[YOUR TASK]
Quote all of the data that follows exactly as written, skipping the images.
## Start
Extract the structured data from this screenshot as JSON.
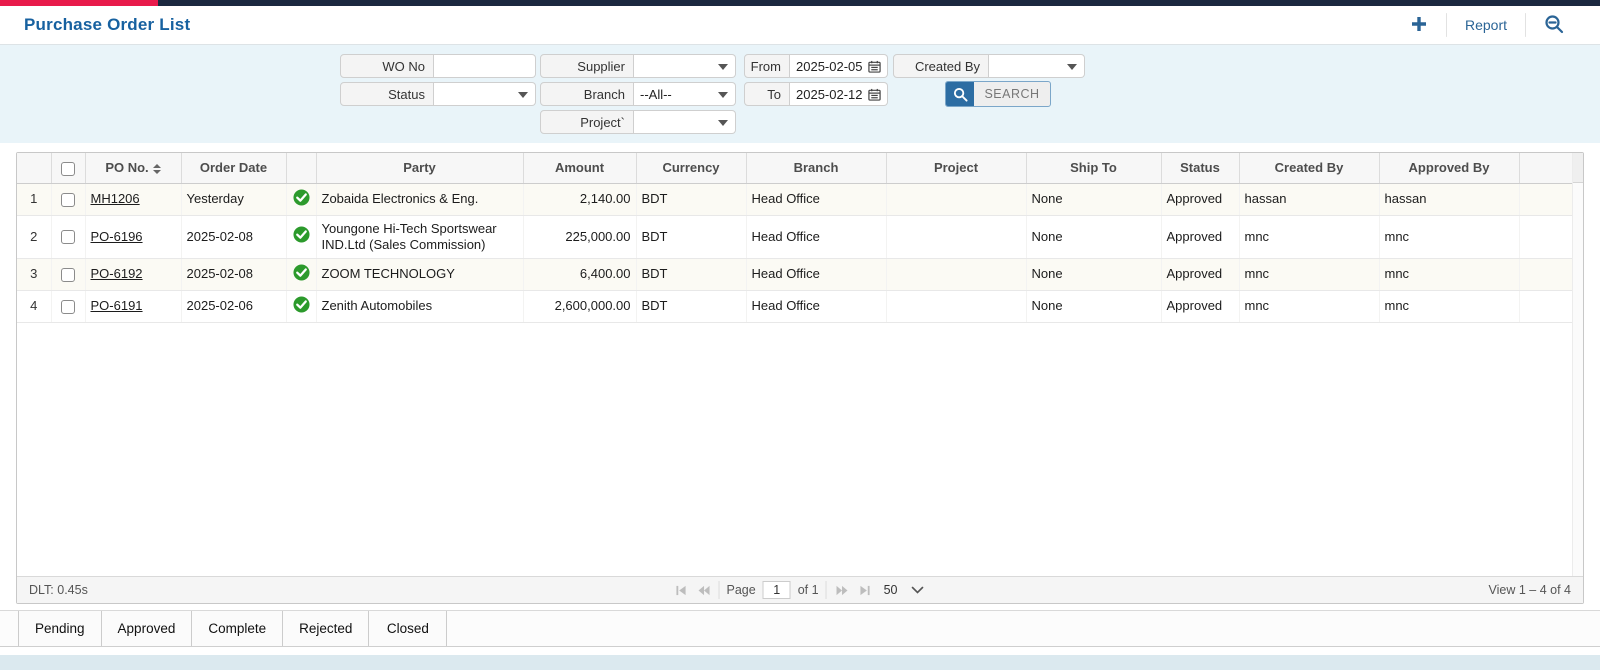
{
  "header": {
    "title": "Purchase Order List",
    "report_label": "Report",
    "icons": {
      "add": "plus-icon",
      "zoom": "zoom-out-icon"
    }
  },
  "filters": {
    "wo_no": {
      "label": "WO No",
      "value": ""
    },
    "status": {
      "label": "Status",
      "value": ""
    },
    "supplier": {
      "label": "Supplier",
      "value": ""
    },
    "branch": {
      "label": "Branch",
      "value": "--All--"
    },
    "project": {
      "label": "Project`",
      "value": ""
    },
    "from": {
      "label": "From",
      "value": "2025-02-05"
    },
    "to": {
      "label": "To",
      "value": "2025-02-12"
    },
    "created_by": {
      "label": "Created By",
      "value": ""
    },
    "search_label": "SEARCH"
  },
  "table": {
    "columns": [
      "",
      "",
      "PO No.",
      "Order Date",
      "",
      "Party",
      "Amount",
      "Currency",
      "Branch",
      "Project",
      "Ship To",
      "Status",
      "Created By",
      "Approved By"
    ],
    "rows": [
      {
        "num": "1",
        "po_no": "MH1206",
        "order_date": "Yesterday",
        "party": "Zobaida Electronics & Eng.",
        "amount": "2,140.00",
        "currency": "BDT",
        "branch": "Head Office",
        "project": "",
        "ship_to": "None",
        "status": "Approved",
        "created_by": "hassan",
        "approved_by": "hassan"
      },
      {
        "num": "2",
        "po_no": "PO-6196",
        "order_date": "2025-02-08",
        "party": "Youngone Hi-Tech Sportswear IND.Ltd (Sales Commission)",
        "amount": "225,000.00",
        "currency": "BDT",
        "branch": "Head Office",
        "project": "",
        "ship_to": "None",
        "status": "Approved",
        "created_by": "mnc",
        "approved_by": "mnc"
      },
      {
        "num": "3",
        "po_no": "PO-6192",
        "order_date": "2025-02-08",
        "party": "ZOOM TECHNOLOGY",
        "amount": "6,400.00",
        "currency": "BDT",
        "branch": "Head Office",
        "project": "",
        "ship_to": "None",
        "status": "Approved",
        "created_by": "mnc",
        "approved_by": "mnc"
      },
      {
        "num": "4",
        "po_no": "PO-6191",
        "order_date": "2025-02-06",
        "party": "Zenith Automobiles",
        "amount": "2,600,000.00",
        "currency": "BDT",
        "branch": "Head Office",
        "project": "",
        "ship_to": "None",
        "status": "Approved",
        "created_by": "mnc",
        "approved_by": "mnc"
      }
    ]
  },
  "footer": {
    "dlt": "DLT: 0.45s",
    "page_label": "Page",
    "page_value": "1",
    "of_label": "of 1",
    "page_size": "50",
    "view_info": "View 1 – 4 of 4"
  },
  "tabs": [
    "Pending",
    "Approved",
    "Complete",
    "Rejected",
    "Closed"
  ],
  "colors": {
    "accent_blue": "#2a6496",
    "title_blue": "#1761a0",
    "bar_red": "#e81a4b",
    "bar_navy": "#1b2840",
    "approved_green": "#2c9a2c"
  }
}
## End
[FULL OUTPUT]
Extract the structured data from this screenshot as JSON.
{
  "header": {
    "title": "Purchase Order List",
    "report_label": "Report",
    "icons": {
      "add": "plus-icon",
      "zoom": "zoom-out-icon"
    }
  },
  "filters": {
    "wo_no": {
      "label": "WO No",
      "value": ""
    },
    "status": {
      "label": "Status",
      "value": ""
    },
    "supplier": {
      "label": "Supplier",
      "value": ""
    },
    "branch": {
      "label": "Branch",
      "value": "--All--"
    },
    "project": {
      "label": "Project`",
      "value": ""
    },
    "from": {
      "label": "From",
      "value": "2025-02-05"
    },
    "to": {
      "label": "To",
      "value": "2025-02-12"
    },
    "created_by": {
      "label": "Created By",
      "value": ""
    },
    "search_label": "SEARCH"
  },
  "table": {
    "columns": [
      "",
      "",
      "PO No.",
      "Order Date",
      "",
      "Party",
      "Amount",
      "Currency",
      "Branch",
      "Project",
      "Ship To",
      "Status",
      "Created By",
      "Approved By"
    ],
    "rows": [
      {
        "num": "1",
        "po_no": "MH1206",
        "order_date": "Yesterday",
        "party": "Zobaida Electronics & Eng.",
        "amount": "2,140.00",
        "currency": "BDT",
        "branch": "Head Office",
        "project": "",
        "ship_to": "None",
        "status": "Approved",
        "created_by": "hassan",
        "approved_by": "hassan"
      },
      {
        "num": "2",
        "po_no": "PO-6196",
        "order_date": "2025-02-08",
        "party": "Youngone Hi-Tech Sportswear IND.Ltd (Sales Commission)",
        "amount": "225,000.00",
        "currency": "BDT",
        "branch": "Head Office",
        "project": "",
        "ship_to": "None",
        "status": "Approved",
        "created_by": "mnc",
        "approved_by": "mnc"
      },
      {
        "num": "3",
        "po_no": "PO-6192",
        "order_date": "2025-02-08",
        "party": "ZOOM TECHNOLOGY",
        "amount": "6,400.00",
        "currency": "BDT",
        "branch": "Head Office",
        "project": "",
        "ship_to": "None",
        "status": "Approved",
        "created_by": "mnc",
        "approved_by": "mnc"
      },
      {
        "num": "4",
        "po_no": "PO-6191",
        "order_date": "2025-02-06",
        "party": "Zenith Automobiles",
        "amount": "2,600,000.00",
        "currency": "BDT",
        "branch": "Head Office",
        "project": "",
        "ship_to": "None",
        "status": "Approved",
        "created_by": "mnc",
        "approved_by": "mnc"
      }
    ]
  },
  "footer": {
    "dlt": "DLT: 0.45s",
    "page_label": "Page",
    "page_value": "1",
    "of_label": "of 1",
    "page_size": "50",
    "view_info": "View 1 – 4 of 4"
  },
  "tabs": [
    "Pending",
    "Approved",
    "Complete",
    "Rejected",
    "Closed"
  ],
  "colors": {
    "accent_blue": "#2a6496",
    "title_blue": "#1761a0",
    "bar_red": "#e81a4b",
    "bar_navy": "#1b2840",
    "approved_green": "#2c9a2c"
  }
}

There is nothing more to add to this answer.